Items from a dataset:

-- Begin --

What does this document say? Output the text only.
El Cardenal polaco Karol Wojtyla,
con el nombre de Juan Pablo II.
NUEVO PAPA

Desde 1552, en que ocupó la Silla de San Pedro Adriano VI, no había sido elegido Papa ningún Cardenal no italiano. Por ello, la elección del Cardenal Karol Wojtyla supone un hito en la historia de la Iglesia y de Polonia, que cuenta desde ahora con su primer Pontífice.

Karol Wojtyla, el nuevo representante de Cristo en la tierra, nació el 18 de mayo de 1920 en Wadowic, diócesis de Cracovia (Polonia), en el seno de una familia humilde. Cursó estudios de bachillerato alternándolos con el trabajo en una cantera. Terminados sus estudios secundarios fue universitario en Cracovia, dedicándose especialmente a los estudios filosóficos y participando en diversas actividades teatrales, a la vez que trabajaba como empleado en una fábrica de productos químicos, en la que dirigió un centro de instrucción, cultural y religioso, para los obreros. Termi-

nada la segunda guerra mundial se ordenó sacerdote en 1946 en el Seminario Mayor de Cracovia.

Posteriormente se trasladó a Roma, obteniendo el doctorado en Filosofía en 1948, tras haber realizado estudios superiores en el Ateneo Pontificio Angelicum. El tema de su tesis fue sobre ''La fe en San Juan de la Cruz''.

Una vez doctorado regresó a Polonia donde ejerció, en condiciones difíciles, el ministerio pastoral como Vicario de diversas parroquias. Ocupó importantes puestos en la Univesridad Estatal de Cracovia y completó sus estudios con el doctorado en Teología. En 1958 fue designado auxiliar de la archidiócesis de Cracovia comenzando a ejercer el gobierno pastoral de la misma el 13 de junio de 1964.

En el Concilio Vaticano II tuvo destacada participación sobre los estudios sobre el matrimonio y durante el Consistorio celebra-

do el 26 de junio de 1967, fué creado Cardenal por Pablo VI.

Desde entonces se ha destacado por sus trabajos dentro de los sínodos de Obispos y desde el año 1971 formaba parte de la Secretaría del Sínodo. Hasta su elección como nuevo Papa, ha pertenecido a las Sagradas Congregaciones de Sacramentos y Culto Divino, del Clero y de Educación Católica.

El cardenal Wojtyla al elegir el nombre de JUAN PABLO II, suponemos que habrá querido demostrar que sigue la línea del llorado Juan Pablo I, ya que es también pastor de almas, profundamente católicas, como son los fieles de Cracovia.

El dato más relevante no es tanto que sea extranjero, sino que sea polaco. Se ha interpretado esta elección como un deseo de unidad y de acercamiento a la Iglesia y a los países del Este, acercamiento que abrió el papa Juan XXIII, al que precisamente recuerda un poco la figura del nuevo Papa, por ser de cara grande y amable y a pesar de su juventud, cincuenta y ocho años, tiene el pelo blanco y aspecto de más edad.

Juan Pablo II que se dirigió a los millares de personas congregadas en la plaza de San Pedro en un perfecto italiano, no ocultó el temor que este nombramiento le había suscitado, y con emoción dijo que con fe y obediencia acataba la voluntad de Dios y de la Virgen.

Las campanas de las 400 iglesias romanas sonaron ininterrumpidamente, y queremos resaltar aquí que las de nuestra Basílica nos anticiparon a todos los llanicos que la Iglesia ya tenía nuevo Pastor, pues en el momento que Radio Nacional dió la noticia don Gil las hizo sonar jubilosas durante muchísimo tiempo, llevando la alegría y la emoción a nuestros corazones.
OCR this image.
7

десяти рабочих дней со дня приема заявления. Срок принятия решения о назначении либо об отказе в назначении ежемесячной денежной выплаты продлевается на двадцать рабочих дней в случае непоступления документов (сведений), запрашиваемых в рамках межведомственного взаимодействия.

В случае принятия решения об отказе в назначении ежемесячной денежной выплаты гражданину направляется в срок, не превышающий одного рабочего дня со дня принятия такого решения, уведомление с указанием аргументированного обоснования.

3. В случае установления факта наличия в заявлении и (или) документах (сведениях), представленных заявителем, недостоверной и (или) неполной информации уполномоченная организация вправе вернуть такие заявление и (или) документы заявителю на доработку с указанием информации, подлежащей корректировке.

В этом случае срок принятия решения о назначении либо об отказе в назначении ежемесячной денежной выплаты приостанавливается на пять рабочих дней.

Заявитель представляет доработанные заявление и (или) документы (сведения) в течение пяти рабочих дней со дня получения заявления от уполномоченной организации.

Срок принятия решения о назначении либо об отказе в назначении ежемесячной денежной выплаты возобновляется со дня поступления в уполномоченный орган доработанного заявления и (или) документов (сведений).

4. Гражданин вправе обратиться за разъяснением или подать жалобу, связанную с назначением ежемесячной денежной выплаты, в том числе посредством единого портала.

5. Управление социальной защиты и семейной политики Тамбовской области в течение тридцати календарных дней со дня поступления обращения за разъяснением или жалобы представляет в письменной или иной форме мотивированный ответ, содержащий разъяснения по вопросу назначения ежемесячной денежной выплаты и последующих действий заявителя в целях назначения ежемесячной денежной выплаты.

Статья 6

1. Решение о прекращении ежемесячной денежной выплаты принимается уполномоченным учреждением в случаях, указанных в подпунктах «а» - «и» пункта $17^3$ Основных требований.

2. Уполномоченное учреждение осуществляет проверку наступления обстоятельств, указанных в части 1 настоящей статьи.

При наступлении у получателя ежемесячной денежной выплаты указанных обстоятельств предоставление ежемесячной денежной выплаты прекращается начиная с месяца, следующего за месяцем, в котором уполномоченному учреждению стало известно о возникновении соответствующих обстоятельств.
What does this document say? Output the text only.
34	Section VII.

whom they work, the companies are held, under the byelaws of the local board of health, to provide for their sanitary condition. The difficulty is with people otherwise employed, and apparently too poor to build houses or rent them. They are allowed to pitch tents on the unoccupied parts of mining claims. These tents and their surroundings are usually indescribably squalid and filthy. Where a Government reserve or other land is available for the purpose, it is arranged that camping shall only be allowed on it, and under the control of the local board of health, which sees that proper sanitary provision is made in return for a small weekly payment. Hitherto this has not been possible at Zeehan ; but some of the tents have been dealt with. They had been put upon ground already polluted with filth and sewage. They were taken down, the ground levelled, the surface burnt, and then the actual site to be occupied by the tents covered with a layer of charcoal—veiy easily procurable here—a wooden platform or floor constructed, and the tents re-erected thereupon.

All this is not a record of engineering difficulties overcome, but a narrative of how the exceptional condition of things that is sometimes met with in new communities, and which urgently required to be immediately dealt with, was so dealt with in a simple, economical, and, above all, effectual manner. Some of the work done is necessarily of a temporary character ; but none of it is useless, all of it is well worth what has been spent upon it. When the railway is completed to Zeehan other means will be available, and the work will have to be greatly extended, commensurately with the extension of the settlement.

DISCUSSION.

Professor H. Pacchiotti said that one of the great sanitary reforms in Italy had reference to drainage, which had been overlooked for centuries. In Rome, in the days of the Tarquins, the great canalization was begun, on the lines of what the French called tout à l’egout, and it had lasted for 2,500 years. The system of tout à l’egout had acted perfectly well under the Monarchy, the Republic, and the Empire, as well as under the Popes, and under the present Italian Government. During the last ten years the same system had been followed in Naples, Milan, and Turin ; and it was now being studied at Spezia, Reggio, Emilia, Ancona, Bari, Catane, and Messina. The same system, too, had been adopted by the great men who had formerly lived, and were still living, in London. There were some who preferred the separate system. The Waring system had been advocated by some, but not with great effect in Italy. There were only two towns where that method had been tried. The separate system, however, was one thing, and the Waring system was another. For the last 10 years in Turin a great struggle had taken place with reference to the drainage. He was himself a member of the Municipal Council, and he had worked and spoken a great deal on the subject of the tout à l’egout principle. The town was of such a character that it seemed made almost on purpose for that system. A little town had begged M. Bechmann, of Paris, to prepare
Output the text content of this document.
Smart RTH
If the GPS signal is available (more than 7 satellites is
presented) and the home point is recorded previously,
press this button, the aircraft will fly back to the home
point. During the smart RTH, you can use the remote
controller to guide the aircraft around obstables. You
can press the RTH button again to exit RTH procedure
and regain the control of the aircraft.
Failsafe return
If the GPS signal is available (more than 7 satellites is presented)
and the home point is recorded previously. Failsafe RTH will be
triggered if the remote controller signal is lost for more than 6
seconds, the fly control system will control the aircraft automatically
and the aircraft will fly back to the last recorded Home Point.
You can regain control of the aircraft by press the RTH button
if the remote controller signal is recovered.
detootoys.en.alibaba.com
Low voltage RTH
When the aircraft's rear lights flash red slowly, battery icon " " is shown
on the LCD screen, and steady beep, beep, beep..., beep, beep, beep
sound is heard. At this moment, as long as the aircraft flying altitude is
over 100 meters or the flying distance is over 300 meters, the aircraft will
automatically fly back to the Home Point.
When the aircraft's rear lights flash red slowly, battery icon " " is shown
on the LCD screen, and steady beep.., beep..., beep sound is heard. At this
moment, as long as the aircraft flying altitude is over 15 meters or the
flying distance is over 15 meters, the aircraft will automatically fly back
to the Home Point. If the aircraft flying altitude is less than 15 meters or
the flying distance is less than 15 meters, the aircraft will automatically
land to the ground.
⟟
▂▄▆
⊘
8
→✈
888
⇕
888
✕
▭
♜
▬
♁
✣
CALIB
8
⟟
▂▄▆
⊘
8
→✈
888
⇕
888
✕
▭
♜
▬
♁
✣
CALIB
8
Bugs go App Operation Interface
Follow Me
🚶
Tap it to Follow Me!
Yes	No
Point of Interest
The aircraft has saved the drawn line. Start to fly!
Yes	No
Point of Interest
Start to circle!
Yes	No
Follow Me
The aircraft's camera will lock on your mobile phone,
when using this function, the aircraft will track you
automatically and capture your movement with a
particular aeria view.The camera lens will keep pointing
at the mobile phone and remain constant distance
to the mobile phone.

-- End --

GIVEN REQUEST =
In the records above, locate every line with the string "camera" and copy it.

OUTPUT OF THE TASK =
The aircraft's camera will lock on your mobile phone,
particular aeria view.The camera lens will keep pointing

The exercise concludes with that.